Source records →
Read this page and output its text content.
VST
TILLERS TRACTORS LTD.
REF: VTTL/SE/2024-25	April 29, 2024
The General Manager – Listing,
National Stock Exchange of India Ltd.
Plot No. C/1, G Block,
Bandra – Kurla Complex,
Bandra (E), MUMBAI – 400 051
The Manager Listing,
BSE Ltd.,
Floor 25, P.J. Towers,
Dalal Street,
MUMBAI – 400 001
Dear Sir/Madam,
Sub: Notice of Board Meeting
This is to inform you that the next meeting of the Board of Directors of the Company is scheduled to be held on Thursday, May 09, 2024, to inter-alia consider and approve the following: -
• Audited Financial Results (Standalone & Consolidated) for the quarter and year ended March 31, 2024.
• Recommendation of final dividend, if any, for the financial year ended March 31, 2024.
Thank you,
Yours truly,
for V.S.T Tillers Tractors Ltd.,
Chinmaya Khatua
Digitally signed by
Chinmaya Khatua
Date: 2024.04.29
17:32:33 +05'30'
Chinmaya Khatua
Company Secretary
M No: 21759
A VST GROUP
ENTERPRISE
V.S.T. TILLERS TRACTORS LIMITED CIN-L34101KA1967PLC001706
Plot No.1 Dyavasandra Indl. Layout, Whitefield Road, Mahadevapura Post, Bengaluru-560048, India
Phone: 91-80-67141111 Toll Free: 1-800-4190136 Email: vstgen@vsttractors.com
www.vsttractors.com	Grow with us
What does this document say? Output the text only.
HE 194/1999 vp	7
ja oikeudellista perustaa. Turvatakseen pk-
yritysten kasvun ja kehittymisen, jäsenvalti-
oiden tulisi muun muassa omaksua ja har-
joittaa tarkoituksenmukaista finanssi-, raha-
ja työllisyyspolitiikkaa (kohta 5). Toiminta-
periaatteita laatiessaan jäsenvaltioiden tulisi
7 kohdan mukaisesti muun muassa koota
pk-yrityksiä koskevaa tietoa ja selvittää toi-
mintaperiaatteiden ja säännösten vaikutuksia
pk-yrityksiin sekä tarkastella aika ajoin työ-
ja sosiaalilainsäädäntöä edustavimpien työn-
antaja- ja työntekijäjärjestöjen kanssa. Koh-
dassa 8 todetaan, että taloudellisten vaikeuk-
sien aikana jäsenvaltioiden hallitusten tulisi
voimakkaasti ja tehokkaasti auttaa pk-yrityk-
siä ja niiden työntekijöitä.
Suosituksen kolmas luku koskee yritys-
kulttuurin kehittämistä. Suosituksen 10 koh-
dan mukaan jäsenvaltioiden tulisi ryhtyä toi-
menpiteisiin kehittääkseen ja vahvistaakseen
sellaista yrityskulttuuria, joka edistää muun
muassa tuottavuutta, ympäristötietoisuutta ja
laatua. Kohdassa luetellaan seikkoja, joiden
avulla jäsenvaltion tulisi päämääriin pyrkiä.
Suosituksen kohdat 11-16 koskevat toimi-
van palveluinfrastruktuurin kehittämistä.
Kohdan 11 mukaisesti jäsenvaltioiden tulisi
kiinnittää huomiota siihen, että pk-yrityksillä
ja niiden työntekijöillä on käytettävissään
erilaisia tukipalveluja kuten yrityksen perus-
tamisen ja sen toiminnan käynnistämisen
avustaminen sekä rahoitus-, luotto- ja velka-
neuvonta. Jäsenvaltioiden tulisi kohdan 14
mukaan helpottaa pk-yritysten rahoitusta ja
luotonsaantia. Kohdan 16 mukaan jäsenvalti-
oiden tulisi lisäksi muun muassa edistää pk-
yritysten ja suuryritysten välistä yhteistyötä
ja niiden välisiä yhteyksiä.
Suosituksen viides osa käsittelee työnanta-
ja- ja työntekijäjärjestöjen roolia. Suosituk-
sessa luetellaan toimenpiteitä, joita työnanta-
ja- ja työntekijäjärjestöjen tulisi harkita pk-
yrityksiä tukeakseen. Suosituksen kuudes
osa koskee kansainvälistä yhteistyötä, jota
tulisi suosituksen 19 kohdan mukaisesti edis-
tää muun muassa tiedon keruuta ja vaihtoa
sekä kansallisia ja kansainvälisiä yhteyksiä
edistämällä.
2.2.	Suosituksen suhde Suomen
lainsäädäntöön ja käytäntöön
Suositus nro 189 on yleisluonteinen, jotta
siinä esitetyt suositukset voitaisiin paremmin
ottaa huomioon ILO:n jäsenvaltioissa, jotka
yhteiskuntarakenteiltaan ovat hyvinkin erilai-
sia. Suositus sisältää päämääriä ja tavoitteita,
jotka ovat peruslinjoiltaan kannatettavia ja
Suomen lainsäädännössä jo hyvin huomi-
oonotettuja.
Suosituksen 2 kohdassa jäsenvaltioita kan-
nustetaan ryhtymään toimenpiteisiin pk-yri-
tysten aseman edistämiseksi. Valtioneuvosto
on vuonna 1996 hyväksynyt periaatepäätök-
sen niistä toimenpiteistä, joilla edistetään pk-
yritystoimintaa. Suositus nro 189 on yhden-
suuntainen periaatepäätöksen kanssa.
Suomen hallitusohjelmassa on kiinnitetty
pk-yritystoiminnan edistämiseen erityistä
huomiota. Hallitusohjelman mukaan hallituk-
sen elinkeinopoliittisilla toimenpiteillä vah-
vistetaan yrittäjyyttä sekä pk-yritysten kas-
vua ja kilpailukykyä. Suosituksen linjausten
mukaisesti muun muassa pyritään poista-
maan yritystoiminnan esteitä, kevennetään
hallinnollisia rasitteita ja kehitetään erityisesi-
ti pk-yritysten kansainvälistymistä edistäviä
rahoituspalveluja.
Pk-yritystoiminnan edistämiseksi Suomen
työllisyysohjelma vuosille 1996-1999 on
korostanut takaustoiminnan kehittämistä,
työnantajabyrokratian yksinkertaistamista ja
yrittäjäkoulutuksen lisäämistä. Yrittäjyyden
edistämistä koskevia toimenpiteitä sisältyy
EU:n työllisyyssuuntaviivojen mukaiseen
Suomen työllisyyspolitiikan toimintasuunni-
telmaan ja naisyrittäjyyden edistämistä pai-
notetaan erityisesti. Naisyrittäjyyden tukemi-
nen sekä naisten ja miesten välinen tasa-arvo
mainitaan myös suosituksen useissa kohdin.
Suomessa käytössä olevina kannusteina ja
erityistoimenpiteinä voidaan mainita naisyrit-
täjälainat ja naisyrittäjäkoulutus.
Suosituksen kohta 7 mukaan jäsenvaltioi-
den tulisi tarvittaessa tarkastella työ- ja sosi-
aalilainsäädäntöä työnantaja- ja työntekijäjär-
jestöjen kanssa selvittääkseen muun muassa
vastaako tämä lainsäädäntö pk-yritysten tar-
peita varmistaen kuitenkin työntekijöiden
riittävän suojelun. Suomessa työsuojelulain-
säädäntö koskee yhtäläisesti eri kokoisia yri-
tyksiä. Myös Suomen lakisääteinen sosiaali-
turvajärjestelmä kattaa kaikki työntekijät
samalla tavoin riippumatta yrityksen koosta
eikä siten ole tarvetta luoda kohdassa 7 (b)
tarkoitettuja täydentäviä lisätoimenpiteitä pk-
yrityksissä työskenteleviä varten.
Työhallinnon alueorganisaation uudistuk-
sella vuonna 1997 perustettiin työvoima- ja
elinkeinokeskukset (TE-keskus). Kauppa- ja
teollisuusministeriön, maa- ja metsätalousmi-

Aim → Using the entries above, find all lines with "yrityksen". Copy them.

Result below →
erilaisia tukipalveluja kuten yrityksen perus-
samalla tavoin riippumatta yrityksen koosta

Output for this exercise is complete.